::: Working data

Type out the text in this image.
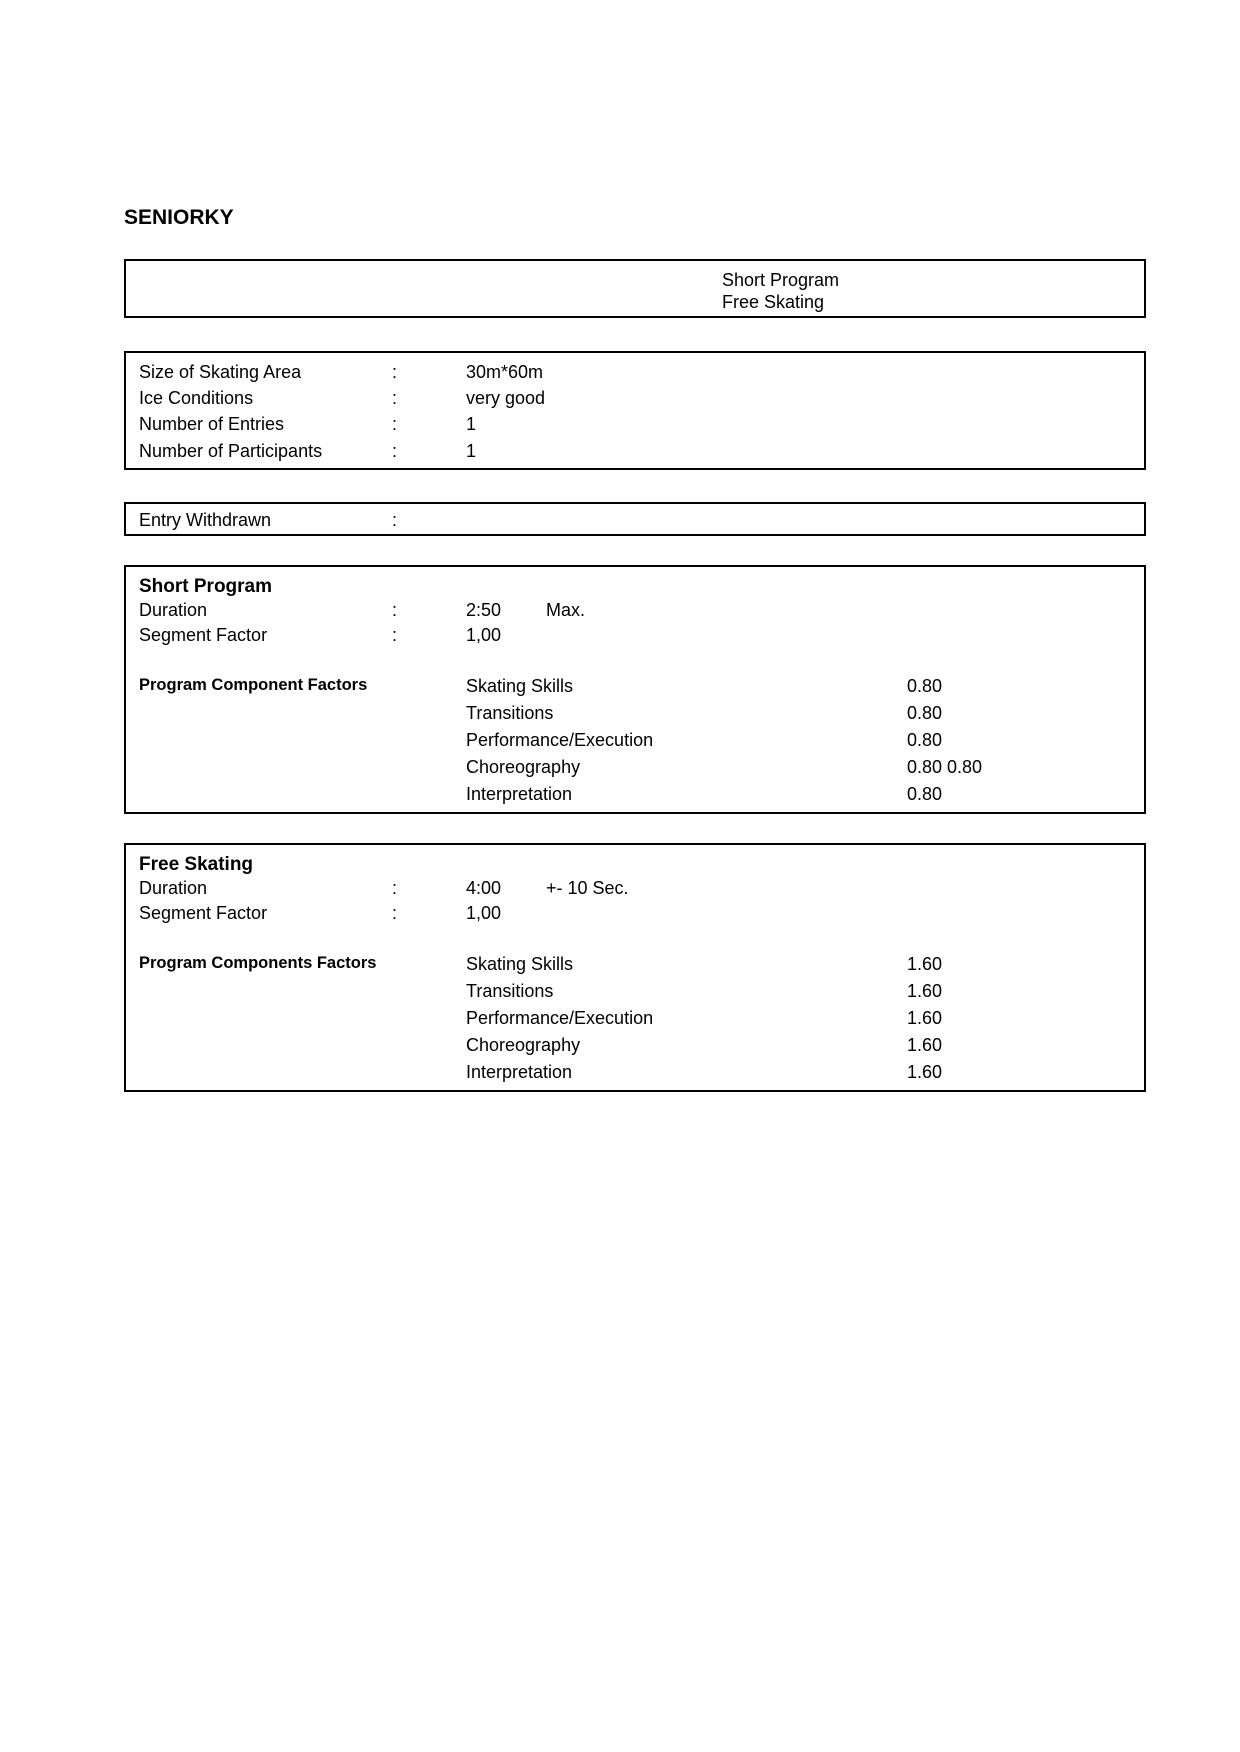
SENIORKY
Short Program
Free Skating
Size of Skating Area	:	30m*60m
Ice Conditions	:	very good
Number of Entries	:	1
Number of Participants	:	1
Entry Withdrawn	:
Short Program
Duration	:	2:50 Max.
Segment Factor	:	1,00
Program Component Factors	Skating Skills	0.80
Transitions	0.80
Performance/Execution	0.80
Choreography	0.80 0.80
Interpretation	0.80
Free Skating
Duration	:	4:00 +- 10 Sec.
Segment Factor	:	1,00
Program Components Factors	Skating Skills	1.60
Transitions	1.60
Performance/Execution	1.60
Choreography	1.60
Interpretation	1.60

::::::

Short task:
Transcribe the material exactly, keeping every word and none of the pictures.

Finished task:
Type out the text in this image.
SENIORKY
Short Program
Free Skating
Size of Skating Area	:	30m*60m
Ice Conditions	:	very good
Number of Entries	:	1
Number of Participants	:	1
Entry Withdrawn	:
Short Program
Duration	:	2:50 Max.
Segment Factor	:	1,00
Program Component Factors	Skating Skills	0.80
Transitions	0.80
Performance/Execution	0.80
Choreography	0.80 0.80
Interpretation	0.80
Free Skating
Duration	:	4:00 +- 10 Sec.
Segment Factor	:	1,00
Program Components Factors	Skating Skills	1.60
Transitions	1.60
Performance/Execution	1.60
Choreography	1.60
Interpretation	1.60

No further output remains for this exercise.